__What the task asks__: Pictures do not belong in the copy; restate the records below word for word.

Collection entries

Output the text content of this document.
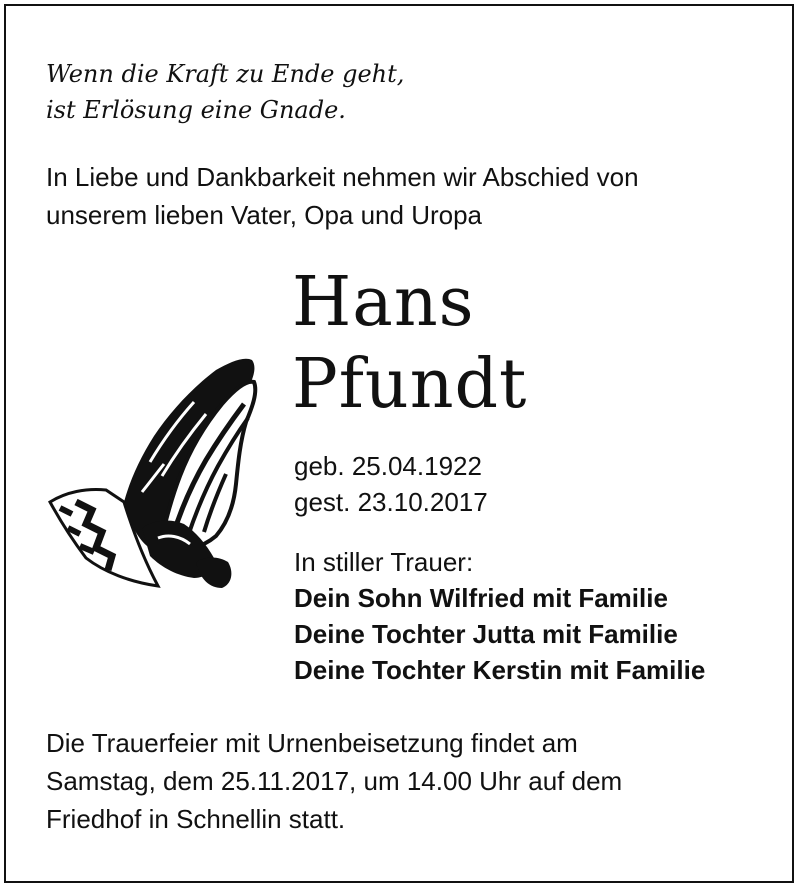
Wenn die Kraft zu Ende geht,
ist Erlösung eine Gnade.

In Liebe und Dankbarkeit nehmen wir Abschied von
unserem lieben Vater, Opa und Uropa

Hans
Pfundt

geb. 25.04.1922
gest. 23.10.2017

In stiller Trauer:
Dein Sohn Wilfried mit Familie
Deine Tochter Jutta mit Familie
Deine Tochter Kerstin mit Familie

Die Trauerfeier mit Urnenbeisetzung findet am
Samstag, dem 25.11.2017, um 14.00 Uhr auf dem
Friedhof in Schnellin statt.
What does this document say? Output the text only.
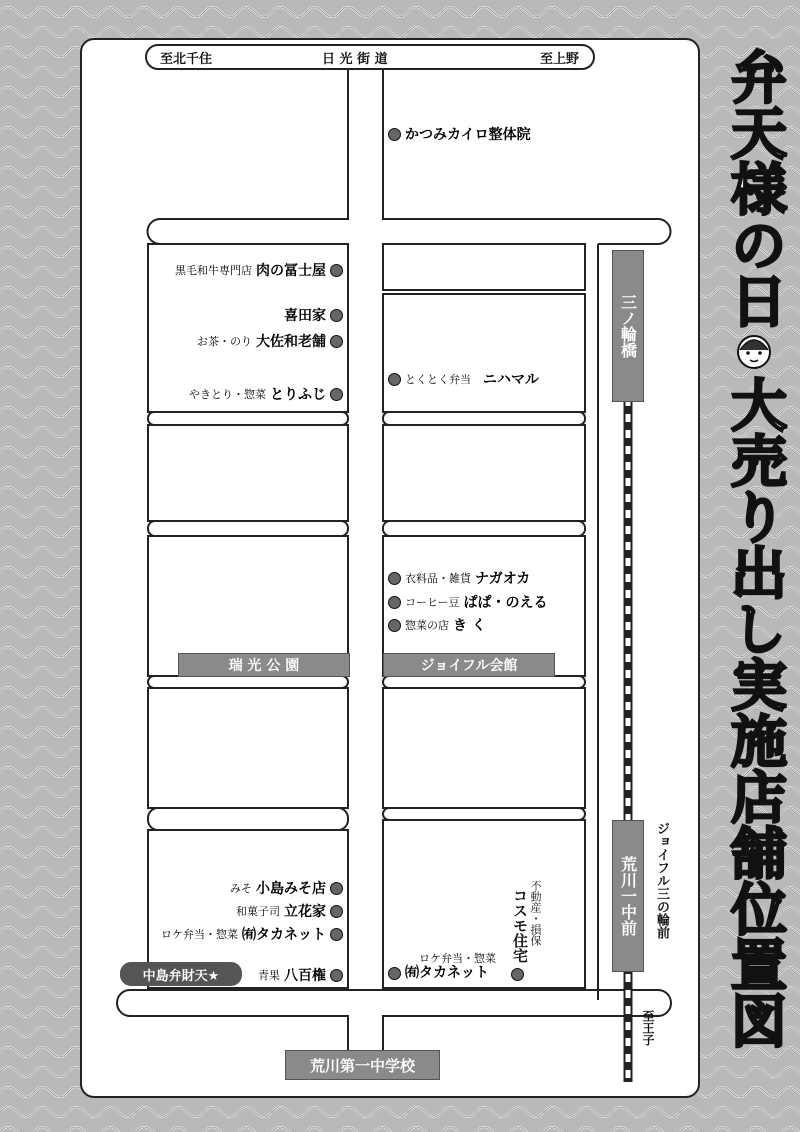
至北千住	日 光 街 道	至上野
三ノ輪橋
荒川一中前	ジョイフル三の輪前
至王子
瑞 光 公 園	ジョイフル会館
荒川第一中学校
中島弁財天★
黒毛和牛専門店 肉の冨士屋
喜田家
お茶・のり 大佐和老舗
やきとり・惣菜 とりふじ
みそ 小島みそ店
和菓子司 立花家
ロケ弁当・惣菜 ㈲タカネット
青果 八百権
かつみカイロ整体院
とくとく弁当 ニハマル
衣料品・雑貨 ナガオカ
コーヒー豆 ぱぱ・のえる
惣菜の店 き く
ロケ弁当・惣菜
㈲タカネット
不動産・損保
コスモ住宅
弁天様の日
大売り出し実施店舗位置図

__Task result__:
Output the text content of this document.
Wenn die Kraft zu Ende geht,
ist Erlösung eine Gnade.

In Liebe und Dankbarkeit nehmen wir Abschied von
unserem lieben Vater, Opa und Uropa

Hans
Pfundt

geb. 25.04.1922
gest. 23.10.2017

In stiller Trauer:
Dein Sohn Wilfried mit Familie
Deine Tochter Jutta mit Familie
Deine Tochter Kerstin mit Familie

Die Trauerfeier mit Urnenbeisetzung findet am
Samstag, dem 25.11.2017, um 14.00 Uhr auf dem
Friedhof in Schnellin statt.
What does this document say? Output the text only.
至北千住	日 光 街 道	至上野
三ノ輪橋
荒川一中前	ジョイフル三の輪前
至王子
瑞 光 公 園	ジョイフル会館
荒川第一中学校
中島弁財天★
黒毛和牛専門店 肉の冨士屋
喜田家
お茶・のり 大佐和老舗
やきとり・惣菜 とりふじ
みそ 小島みそ店
和菓子司 立花家
ロケ弁当・惣菜 ㈲タカネット
青果 八百権
かつみカイロ整体院
とくとく弁当 ニハマル
衣料品・雑貨 ナガオカ
コーヒー豆 ぱぱ・のえる
惣菜の店 き く
ロケ弁当・惣菜
㈲タカネット
不動産・損保
コスモ住宅
弁天様の日
大売り出し実施店舗位置図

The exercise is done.